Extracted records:
▼

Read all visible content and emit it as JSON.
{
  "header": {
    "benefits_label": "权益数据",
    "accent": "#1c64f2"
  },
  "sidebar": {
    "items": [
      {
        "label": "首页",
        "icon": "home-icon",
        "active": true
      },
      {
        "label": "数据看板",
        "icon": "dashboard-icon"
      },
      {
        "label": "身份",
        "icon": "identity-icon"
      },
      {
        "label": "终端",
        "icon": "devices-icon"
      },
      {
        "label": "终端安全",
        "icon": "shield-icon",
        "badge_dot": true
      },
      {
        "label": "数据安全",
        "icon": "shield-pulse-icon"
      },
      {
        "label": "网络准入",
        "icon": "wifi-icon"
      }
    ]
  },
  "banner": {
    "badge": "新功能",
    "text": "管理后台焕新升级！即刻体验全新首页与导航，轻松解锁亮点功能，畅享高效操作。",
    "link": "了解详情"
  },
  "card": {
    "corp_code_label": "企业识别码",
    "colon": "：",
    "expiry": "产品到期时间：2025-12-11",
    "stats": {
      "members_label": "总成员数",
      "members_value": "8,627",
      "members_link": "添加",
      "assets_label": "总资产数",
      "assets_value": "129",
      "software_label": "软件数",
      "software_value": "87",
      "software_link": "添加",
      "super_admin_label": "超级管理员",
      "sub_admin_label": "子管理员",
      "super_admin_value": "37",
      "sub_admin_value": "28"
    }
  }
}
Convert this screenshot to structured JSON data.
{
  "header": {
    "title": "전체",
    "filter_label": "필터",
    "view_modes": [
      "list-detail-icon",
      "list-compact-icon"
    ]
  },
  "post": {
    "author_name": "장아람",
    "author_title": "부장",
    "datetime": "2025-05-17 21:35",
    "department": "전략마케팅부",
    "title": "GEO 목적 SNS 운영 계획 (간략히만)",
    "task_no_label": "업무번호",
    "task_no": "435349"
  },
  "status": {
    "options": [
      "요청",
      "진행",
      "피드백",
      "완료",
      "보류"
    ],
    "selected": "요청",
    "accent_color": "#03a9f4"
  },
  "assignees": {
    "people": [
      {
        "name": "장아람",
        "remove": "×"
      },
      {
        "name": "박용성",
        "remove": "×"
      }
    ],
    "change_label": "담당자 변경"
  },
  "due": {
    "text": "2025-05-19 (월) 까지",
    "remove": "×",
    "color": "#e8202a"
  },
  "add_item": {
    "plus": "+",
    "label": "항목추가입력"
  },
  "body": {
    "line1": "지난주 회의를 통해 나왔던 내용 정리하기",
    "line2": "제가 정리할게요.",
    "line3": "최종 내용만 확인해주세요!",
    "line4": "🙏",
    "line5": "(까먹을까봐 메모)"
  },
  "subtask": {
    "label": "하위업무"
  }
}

▲

YOUR TASK. All of the records must be repeated exactly.

FULL ANSWER.
Read all visible content and emit it as JSON.
{
  "header": {
    "benefits_label": "权益数据",
    "accent": "#1c64f2"
  },
  "sidebar": {
    "items": [
      {
        "label": "首页",
        "icon": "home-icon",
        "active": true
      },
      {
        "label": "数据看板",
        "icon": "dashboard-icon"
      },
      {
        "label": "身份",
        "icon": "identity-icon"
      },
      {
        "label": "终端",
        "icon": "devices-icon"
      },
      {
        "label": "终端安全",
        "icon": "shield-icon",
        "badge_dot": true
      },
      {
        "label": "数据安全",
        "icon": "shield-pulse-icon"
      },
      {
        "label": "网络准入",
        "icon": "wifi-icon"
      }
    ]
  },
  "banner": {
    "badge": "新功能",
    "text": "管理后台焕新升级！即刻体验全新首页与导航，轻松解锁亮点功能，畅享高效操作。",
    "link": "了解详情"
  },
  "card": {
    "corp_code_label": "企业识别码",
    "colon": "：",
    "expiry": "产品到期时间：2025-12-11",
    "stats": {
      "members_label": "总成员数",
      "members_value": "8,627",
      "members_link": "添加",
      "assets_label": "总资产数",
      "assets_value": "129",
      "software_label": "软件数",
      "software_value": "87",
      "software_link": "添加",
      "super_admin_label": "超级管理员",
      "sub_admin_label": "子管理员",
      "super_admin_value": "37",
      "sub_admin_value": "28"
    }
  }
}
Convert this screenshot to structured JSON data.
{
  "header": {
    "title": "전체",
    "filter_label": "필터",
    "view_modes": [
      "list-detail-icon",
      "list-compact-icon"
    ]
  },
  "post": {
    "author_name": "장아람",
    "author_title": "부장",
    "datetime": "2025-05-17 21:35",
    "department": "전략마케팅부",
    "title": "GEO 목적 SNS 운영 계획 (간략히만)",
    "task_no_label": "업무번호",
    "task_no": "435349"
  },
  "status": {
    "options": [
      "요청",
      "진행",
      "피드백",
      "완료",
      "보류"
    ],
    "selected": "요청",
    "accent_color": "#03a9f4"
  },
  "assignees": {
    "people": [
      {
        "name": "장아람",
        "remove": "×"
      },
      {
        "name": "박용성",
        "remove": "×"
      }
    ],
    "change_label": "담당자 변경"
  },
  "due": {
    "text": "2025-05-19 (월) 까지",
    "remove": "×",
    "color": "#e8202a"
  },
  "add_item": {
    "plus": "+",
    "label": "항목추가입력"
  },
  "body": {
    "line1": "지난주 회의를 통해 나왔던 내용 정리하기",
    "line2": "제가 정리할게요.",
    "line3": "최종 내용만 확인해주세요!",
    "line4": "🙏",
    "line5": "(까먹을까봐 메모)"
  },
  "subtask": {
    "label": "하위업무"
  }
}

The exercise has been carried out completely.